** Reading text **
====================
For a given number of nodes \(n\), those authors introduce three sets of variables: edge existence \(A_{u,v}\in\{0,1\}\), shortest distance \(d_{u,v}\in[n]\), and an indicator \(\delta^w_{u,v}\in\{0,1\}\) for whether node \(w\) lies on the \(u\to v\) shortest path. Inspired by Floyd–Warshall, linear constraints (MIP-SP) are formulated: if adjacent, distance \(\le 1\); if not, distance \(\ge 2\) (\(d_{u,v}\le 1+n(1-A_{u,v})\) and \(d_{u,v}\ge 2-A_{u,v}\)); and the triangle equality \(d_{u,v}=d_{u,w}+d_{w,v}\) linked via \(\delta\) and big-M notation.

The Bijection Theorem (Theorem 3.5) proves that for any \(n\), every solution \((A,d,\delta)\) in the MIP-SP feasible region uniquely corresponds to an \(n\)-node connected graph. This ensures the solver searches exactly within the space of valid connected graphs.
====================
[Some records]
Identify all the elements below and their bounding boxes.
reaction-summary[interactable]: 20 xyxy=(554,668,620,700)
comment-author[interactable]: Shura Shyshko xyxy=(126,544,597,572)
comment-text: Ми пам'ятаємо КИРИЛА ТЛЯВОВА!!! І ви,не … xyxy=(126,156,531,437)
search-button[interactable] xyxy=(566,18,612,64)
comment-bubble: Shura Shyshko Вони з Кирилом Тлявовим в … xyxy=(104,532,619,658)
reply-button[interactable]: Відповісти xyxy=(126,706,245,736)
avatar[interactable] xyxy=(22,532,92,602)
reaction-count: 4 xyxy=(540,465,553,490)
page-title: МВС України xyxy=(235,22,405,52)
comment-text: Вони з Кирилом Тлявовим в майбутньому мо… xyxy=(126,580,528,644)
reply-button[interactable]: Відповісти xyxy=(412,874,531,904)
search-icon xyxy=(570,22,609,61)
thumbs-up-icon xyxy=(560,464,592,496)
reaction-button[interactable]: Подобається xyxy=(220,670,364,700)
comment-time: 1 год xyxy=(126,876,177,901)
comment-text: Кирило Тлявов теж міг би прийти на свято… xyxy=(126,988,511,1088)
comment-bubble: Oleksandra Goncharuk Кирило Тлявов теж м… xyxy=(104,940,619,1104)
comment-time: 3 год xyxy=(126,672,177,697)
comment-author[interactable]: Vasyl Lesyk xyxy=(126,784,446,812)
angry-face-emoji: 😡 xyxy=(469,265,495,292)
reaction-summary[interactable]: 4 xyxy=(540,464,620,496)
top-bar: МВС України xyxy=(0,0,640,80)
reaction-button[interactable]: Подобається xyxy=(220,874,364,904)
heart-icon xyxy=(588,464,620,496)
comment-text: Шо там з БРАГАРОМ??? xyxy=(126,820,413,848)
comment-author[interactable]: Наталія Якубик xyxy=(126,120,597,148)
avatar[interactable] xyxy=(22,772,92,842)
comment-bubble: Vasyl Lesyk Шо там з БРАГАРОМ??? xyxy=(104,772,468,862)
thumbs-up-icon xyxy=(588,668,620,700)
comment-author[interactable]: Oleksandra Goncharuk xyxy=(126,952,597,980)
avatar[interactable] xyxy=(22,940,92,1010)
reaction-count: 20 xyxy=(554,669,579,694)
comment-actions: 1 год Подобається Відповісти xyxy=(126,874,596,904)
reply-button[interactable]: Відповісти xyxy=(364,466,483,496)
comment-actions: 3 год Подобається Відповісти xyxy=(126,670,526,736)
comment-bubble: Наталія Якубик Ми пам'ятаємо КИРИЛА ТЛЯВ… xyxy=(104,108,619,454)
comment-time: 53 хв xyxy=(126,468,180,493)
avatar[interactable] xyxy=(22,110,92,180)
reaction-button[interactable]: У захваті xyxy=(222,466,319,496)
====================
** Exercise objective **
Rewrite the graph passage from "For a given" up to and including "valid connected graphs.", putting "optimizer" in place of "solver".

** Worked solution **
For a given number of nodes \(n\), those authors introduce three sets of variables: edge existence \(A_{u,v}\in\{0,1\}\), shortest distance \(d_{u,v}\in[n]\), and an indicator \(\delta^w_{u,v}\in\{0,1\}\) for whether node \(w\) lies on the \(u\to v\) shortest path. Inspired by Floyd–Warshall, linear constraints (MIP-SP) are formulated: if adjacent, distance \(\le 1\); if not, distance \(\ge 2\) (\(d_{u,v}\le 1+n(1-A_{u,v})\) and \(d_{u,v}\ge 2-A_{u,v}\)); and the triangle equality \(d_{u,v}=d_{u,w}+d_{w,v}\) linked via \(\delta\) and big-M notation.

The Bijection Theorem (Theorem 3.5) proves that for any \(n\), every solution \((A,d,\delta)\) in the MIP-SP feasible region uniquely corresponds to an \(n\)-node connected graph. This ensures the optimizer searches exactly within the space of valid connected graphs.